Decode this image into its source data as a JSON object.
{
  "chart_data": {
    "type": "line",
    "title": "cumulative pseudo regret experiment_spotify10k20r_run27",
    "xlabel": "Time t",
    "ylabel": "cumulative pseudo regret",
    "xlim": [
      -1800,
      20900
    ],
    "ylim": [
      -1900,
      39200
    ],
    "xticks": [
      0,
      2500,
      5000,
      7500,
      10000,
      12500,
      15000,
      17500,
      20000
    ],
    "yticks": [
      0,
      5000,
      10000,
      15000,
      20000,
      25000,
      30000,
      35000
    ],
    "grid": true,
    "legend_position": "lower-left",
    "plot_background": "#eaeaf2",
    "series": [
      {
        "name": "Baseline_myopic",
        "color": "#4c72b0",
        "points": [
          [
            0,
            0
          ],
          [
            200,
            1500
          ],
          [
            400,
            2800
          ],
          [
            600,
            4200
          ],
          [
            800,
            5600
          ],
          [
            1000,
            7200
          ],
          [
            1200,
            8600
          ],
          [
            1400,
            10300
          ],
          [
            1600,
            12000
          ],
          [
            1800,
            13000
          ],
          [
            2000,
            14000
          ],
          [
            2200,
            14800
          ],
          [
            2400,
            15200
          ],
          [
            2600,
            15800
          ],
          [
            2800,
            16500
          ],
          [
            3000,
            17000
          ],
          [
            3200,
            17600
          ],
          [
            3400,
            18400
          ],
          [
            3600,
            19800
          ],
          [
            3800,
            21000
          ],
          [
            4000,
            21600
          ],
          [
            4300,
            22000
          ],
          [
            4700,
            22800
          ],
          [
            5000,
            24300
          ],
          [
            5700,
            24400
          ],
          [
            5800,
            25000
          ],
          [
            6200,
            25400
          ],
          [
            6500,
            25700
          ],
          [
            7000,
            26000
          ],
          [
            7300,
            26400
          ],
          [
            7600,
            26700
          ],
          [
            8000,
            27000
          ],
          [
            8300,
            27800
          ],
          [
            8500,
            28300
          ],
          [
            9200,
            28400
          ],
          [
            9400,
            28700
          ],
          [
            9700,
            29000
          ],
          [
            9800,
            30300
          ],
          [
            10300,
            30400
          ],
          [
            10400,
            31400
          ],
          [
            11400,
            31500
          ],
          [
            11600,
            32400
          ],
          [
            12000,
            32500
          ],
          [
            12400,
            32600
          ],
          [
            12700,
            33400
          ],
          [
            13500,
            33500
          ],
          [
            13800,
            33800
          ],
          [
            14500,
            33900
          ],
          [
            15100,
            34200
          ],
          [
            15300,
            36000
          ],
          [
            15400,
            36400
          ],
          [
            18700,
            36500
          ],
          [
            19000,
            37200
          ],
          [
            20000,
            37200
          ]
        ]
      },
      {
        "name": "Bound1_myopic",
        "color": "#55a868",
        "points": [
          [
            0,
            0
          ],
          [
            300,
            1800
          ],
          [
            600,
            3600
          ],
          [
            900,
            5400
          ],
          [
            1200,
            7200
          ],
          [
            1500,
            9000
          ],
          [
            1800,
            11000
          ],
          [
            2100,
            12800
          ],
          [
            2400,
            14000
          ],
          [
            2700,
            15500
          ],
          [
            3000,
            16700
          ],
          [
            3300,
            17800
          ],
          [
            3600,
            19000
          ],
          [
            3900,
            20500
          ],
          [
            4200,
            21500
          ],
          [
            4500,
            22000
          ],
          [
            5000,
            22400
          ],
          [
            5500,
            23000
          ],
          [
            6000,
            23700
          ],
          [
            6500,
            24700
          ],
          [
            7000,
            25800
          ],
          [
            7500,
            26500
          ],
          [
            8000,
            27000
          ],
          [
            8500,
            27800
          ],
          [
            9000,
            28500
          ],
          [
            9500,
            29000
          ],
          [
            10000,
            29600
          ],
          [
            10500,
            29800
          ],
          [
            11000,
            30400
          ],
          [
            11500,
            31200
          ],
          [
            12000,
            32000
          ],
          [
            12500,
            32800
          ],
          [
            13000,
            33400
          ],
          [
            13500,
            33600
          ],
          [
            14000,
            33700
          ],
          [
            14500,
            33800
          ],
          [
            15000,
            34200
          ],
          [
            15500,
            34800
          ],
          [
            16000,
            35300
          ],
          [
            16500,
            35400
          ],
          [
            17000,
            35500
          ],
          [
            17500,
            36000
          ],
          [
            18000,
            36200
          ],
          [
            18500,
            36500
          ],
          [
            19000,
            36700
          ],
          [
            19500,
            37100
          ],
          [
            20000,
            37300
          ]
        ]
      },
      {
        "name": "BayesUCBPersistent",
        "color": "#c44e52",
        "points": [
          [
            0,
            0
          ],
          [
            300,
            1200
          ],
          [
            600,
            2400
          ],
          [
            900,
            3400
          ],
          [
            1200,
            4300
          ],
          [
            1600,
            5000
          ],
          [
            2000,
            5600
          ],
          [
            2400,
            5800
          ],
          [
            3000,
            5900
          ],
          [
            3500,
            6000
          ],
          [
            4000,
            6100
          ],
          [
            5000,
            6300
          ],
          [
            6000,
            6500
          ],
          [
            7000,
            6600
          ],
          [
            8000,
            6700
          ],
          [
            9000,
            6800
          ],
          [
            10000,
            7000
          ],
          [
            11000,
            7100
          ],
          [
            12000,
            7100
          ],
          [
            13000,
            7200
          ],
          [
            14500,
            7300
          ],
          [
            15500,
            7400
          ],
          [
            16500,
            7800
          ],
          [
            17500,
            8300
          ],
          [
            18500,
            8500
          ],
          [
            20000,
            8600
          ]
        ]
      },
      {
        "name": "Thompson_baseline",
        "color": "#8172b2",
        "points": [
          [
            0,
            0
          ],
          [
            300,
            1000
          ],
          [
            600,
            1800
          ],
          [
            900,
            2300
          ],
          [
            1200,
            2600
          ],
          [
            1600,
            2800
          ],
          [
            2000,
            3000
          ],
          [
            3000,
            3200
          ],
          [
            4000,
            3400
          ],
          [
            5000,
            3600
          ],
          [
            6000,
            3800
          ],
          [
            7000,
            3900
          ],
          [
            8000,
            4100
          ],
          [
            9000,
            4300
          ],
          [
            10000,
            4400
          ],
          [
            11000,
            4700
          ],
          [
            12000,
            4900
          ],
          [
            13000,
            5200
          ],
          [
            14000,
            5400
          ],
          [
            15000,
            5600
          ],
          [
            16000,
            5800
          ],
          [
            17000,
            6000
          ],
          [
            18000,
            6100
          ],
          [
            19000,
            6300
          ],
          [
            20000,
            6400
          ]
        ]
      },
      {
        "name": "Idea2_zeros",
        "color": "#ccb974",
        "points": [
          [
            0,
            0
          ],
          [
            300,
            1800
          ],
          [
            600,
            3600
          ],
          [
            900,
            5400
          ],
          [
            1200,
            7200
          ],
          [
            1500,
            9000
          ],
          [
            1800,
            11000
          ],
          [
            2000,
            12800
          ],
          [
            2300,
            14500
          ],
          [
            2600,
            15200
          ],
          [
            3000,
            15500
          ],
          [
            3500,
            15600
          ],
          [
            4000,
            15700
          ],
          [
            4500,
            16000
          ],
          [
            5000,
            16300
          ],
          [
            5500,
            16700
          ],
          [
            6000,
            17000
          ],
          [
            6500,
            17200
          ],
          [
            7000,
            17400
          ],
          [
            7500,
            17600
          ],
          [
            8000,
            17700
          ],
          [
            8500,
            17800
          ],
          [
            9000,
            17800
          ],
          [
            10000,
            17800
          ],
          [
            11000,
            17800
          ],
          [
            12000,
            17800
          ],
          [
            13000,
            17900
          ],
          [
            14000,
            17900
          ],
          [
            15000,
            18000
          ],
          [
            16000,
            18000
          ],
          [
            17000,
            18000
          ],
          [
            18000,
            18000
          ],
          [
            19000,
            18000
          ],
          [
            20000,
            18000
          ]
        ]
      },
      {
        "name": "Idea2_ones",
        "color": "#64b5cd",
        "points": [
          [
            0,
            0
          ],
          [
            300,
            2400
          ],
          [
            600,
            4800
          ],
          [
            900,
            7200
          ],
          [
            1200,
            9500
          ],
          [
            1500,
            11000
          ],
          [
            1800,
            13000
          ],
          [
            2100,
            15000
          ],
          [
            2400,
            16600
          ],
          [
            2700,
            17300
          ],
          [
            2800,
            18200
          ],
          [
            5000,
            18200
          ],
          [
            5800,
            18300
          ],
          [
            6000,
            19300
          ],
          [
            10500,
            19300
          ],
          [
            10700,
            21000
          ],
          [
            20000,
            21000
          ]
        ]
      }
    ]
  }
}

================

_WRITTEN TASK_. Filter the records, keeping only lines that contain "color", and show those lines.

_REPLY TO THE EXERCISE_.
        "color": "#4c72b0",
        "color": "#55a868",
        "color": "#c44e52",
        "color": "#8172b2",
        "color": "#ccb974",
        "color": "#64b5cd",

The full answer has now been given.